Written exercise: Seek out every line containing the word "λάβει", and copy each.

# Start of Records to process

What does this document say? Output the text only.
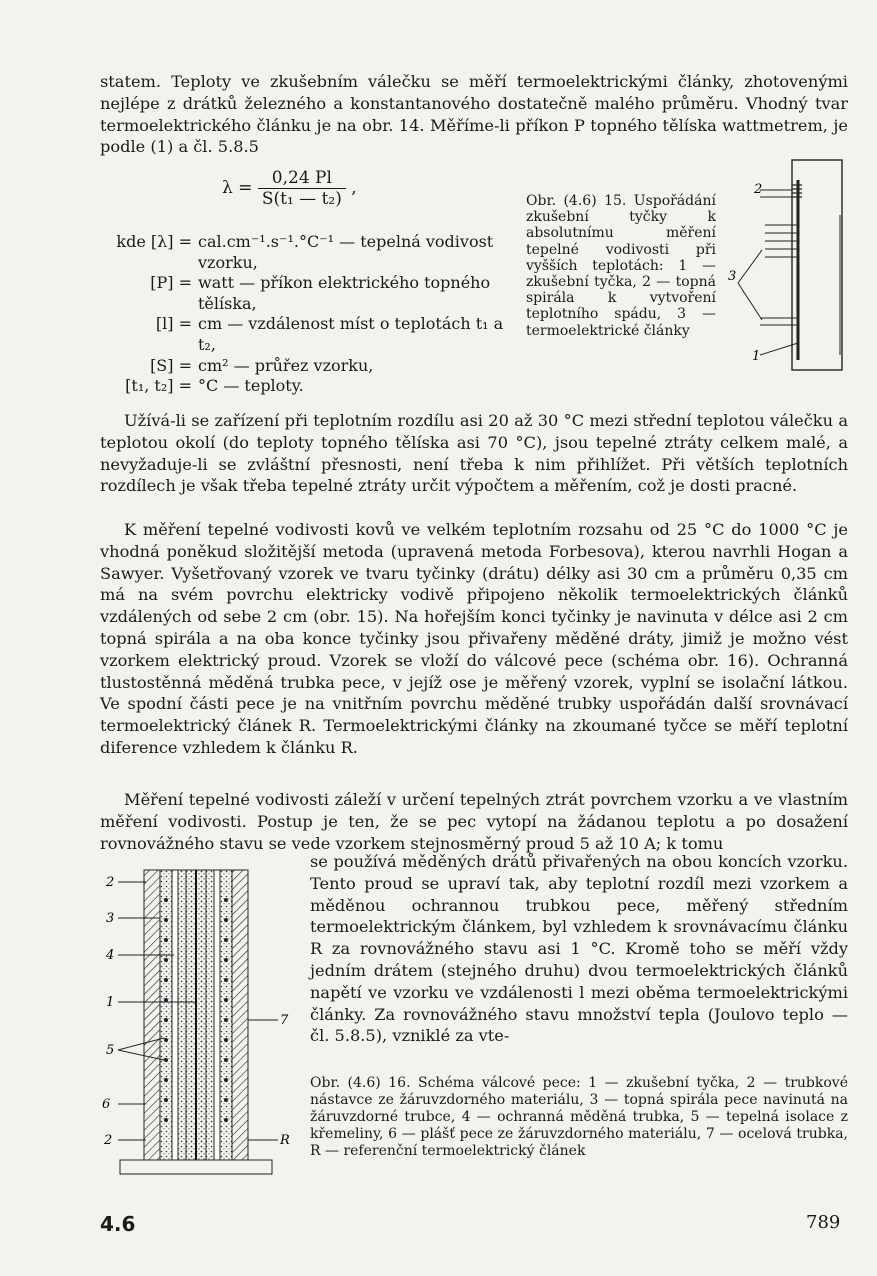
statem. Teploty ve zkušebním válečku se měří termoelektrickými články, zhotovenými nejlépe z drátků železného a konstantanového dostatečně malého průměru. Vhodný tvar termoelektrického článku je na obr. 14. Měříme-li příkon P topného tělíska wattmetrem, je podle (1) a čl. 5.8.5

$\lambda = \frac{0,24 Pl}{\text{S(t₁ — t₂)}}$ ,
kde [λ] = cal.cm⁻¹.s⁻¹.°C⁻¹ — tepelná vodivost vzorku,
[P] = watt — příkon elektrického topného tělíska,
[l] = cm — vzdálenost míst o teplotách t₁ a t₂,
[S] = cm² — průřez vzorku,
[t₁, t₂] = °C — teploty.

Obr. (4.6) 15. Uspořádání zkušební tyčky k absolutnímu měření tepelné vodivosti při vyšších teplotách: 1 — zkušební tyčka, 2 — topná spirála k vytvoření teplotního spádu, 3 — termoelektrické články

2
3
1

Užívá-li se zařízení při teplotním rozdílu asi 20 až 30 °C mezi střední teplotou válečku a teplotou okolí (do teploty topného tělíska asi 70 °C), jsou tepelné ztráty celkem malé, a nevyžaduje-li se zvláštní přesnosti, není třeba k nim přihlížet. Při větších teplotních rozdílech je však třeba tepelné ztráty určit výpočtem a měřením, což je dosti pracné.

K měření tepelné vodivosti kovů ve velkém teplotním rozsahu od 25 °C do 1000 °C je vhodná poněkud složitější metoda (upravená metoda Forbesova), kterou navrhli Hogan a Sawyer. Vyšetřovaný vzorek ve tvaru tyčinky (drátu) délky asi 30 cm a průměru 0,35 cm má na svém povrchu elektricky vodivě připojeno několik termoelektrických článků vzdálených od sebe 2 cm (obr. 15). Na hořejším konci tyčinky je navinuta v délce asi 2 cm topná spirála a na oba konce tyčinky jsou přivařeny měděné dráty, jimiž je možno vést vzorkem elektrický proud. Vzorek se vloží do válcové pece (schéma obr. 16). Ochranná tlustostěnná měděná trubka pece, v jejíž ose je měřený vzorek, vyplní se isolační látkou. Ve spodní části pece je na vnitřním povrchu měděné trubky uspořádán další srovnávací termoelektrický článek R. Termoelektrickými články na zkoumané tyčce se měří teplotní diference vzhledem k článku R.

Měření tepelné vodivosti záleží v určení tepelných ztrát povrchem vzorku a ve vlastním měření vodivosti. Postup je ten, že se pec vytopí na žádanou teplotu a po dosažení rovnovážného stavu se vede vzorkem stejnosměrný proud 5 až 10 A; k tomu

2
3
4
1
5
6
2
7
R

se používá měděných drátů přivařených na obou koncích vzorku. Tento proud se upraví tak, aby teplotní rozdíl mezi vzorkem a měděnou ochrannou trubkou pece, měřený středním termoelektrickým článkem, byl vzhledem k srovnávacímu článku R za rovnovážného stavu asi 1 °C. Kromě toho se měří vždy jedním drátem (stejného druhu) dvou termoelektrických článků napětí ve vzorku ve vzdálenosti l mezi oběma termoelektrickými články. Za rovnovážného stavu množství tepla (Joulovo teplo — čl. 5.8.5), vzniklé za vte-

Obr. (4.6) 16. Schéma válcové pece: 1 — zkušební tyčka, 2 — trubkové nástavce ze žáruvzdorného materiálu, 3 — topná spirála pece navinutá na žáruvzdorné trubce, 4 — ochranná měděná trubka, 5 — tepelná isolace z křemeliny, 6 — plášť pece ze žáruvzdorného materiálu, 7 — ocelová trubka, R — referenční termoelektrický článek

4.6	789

# End of Records to process
# Start of Records to process

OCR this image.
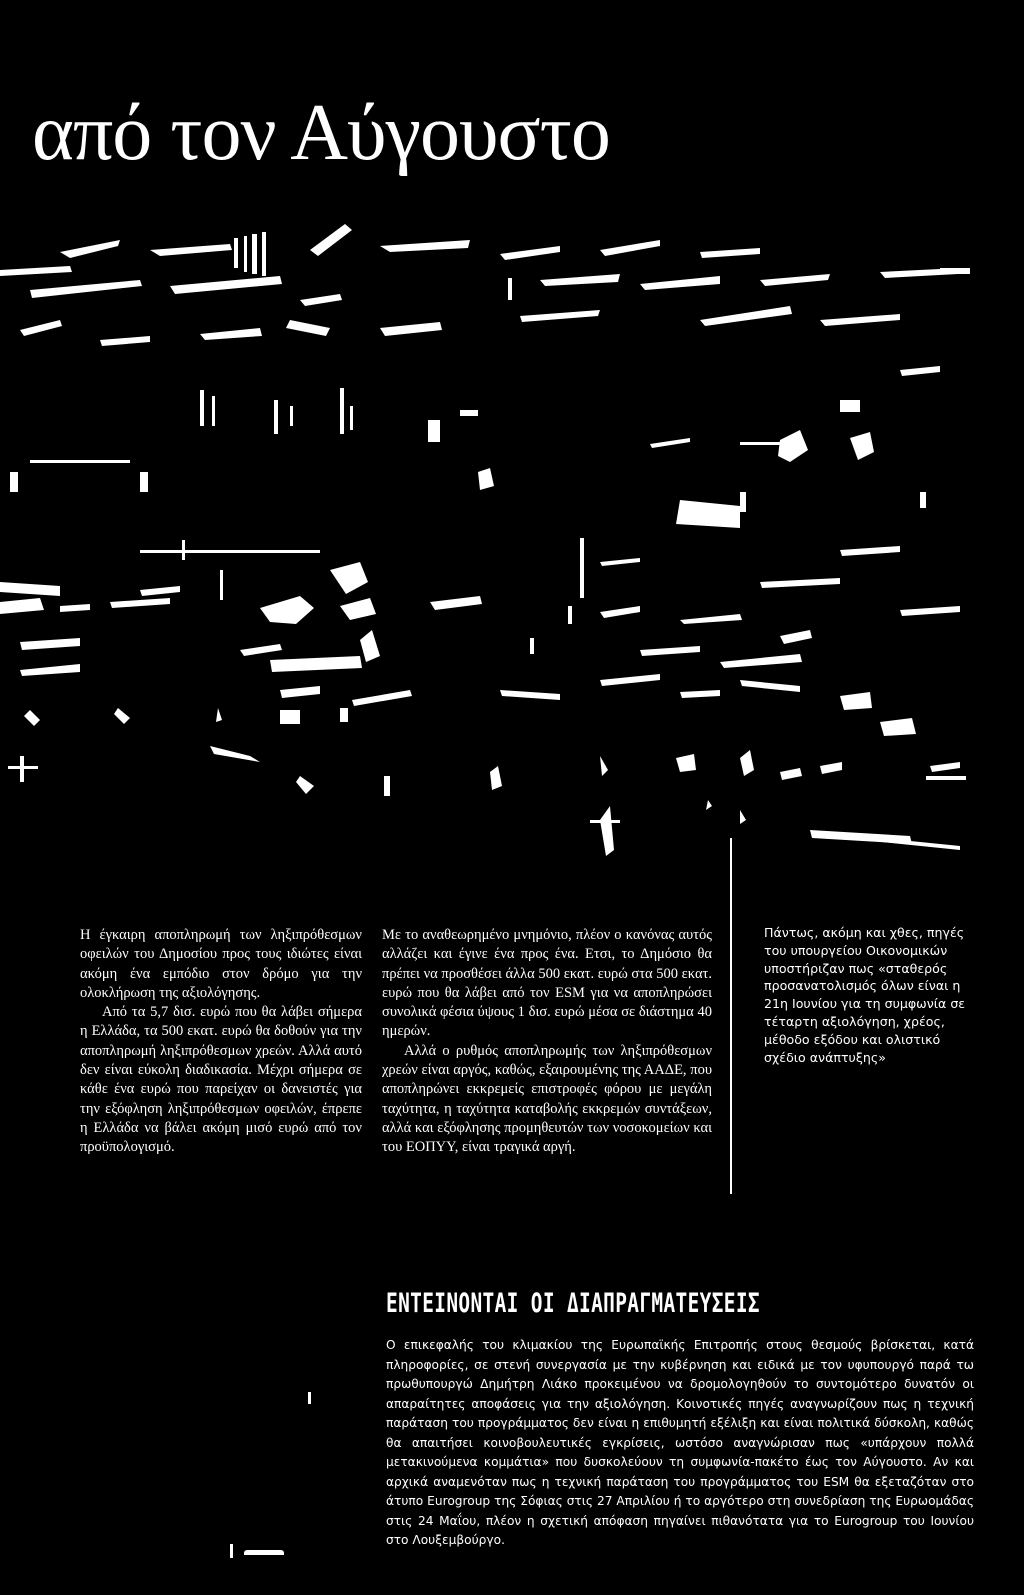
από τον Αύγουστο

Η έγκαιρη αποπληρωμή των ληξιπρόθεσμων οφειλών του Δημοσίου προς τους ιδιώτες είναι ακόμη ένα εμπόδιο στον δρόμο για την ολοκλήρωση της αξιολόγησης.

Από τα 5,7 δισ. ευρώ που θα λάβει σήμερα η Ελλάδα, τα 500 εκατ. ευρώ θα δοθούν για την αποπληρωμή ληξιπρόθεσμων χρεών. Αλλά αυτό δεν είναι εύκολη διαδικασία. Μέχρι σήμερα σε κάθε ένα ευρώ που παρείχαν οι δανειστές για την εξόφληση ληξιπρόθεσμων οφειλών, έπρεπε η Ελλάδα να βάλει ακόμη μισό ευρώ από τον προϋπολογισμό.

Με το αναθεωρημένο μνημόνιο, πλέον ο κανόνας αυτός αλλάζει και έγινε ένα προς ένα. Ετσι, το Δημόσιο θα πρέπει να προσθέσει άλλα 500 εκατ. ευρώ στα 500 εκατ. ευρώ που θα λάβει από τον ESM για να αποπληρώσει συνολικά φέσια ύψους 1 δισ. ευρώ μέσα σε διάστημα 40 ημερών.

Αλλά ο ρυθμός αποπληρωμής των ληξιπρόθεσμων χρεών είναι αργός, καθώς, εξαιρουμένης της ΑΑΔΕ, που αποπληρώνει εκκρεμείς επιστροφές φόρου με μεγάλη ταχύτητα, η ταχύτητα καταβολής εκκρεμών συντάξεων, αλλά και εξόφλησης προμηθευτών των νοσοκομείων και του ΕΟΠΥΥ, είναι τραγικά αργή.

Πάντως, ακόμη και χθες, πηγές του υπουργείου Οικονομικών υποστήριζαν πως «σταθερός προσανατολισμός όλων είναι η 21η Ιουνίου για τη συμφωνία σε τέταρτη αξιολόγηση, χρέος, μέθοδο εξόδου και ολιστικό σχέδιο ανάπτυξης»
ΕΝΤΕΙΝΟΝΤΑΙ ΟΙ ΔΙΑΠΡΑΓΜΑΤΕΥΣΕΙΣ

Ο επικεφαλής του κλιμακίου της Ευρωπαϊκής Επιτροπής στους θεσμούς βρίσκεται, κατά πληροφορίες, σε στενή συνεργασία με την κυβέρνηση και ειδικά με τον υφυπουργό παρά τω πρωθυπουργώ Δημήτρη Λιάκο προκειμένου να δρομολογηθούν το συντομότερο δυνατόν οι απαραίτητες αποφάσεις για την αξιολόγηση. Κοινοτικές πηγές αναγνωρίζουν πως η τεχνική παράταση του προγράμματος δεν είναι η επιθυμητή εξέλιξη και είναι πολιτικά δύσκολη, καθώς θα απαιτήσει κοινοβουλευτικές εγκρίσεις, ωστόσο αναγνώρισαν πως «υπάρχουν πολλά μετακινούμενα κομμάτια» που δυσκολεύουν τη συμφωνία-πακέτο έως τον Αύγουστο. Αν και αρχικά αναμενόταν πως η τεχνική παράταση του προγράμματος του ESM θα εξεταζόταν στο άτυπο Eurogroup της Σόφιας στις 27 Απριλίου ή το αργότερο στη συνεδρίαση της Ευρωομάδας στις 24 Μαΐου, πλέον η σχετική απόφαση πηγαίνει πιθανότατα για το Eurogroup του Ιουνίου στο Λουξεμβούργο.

# End of Records to process
# Start of Records to process

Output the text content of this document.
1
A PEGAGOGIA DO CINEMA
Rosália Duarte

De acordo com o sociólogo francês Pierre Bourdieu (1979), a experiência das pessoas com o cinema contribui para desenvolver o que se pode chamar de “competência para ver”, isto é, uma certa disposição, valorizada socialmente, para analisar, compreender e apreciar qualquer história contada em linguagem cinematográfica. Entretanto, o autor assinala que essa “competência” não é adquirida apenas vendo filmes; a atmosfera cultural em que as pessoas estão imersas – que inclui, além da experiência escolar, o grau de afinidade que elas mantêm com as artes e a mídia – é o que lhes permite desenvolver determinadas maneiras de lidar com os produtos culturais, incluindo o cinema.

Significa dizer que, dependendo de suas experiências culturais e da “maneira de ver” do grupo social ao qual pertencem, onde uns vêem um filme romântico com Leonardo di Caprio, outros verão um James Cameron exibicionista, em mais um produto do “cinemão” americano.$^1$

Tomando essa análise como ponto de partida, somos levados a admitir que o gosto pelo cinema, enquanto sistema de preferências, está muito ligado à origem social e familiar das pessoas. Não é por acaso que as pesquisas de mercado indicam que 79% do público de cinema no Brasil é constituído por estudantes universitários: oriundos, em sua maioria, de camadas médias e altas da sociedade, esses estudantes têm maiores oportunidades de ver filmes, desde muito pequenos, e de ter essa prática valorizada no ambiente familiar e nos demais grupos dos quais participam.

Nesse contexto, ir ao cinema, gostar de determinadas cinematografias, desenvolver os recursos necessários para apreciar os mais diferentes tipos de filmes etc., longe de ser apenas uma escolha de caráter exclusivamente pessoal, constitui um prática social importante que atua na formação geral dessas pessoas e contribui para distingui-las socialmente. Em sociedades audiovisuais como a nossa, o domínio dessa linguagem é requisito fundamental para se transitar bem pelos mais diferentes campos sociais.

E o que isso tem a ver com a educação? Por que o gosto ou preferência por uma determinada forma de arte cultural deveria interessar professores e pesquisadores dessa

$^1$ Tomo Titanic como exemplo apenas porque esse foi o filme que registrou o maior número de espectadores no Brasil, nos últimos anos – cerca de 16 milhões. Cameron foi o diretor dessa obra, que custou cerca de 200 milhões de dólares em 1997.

# End of Records to process

Full answer:
Από τα 5,7 δισ. ευρώ που θα λάβει σήμερα η Ελλάδα, τα 500 εκατ. ευρώ θα δοθούν για την αποπληρωμή ληξιπρόθεσμων χρεών. Αλλά αυτό δεν είναι εύκολη διαδικασία. Μέχρι σήμερα σε κάθε ένα ευρώ που παρείχαν οι δανειστές για την εξόφληση ληξιπρόθεσμων οφειλών, έπρεπε η Ελλάδα να βάλει ακόμη μισό ευρώ από τον προϋπολογισμό.
Με το αναθεωρημένο μνημόνιο, πλέον ο κανόνας αυτός αλλάζει και έγινε ένα προς ένα. Ετσι, το Δημόσιο θα πρέπει να προσθέσει άλλα 500 εκατ. ευρώ στα 500 εκατ. ευρώ που θα λάβει από τον ESM για να αποπληρώσει συνολικά φέσια ύψους 1 δισ. ευρώ μέσα σε διάστημα 40 ημερών.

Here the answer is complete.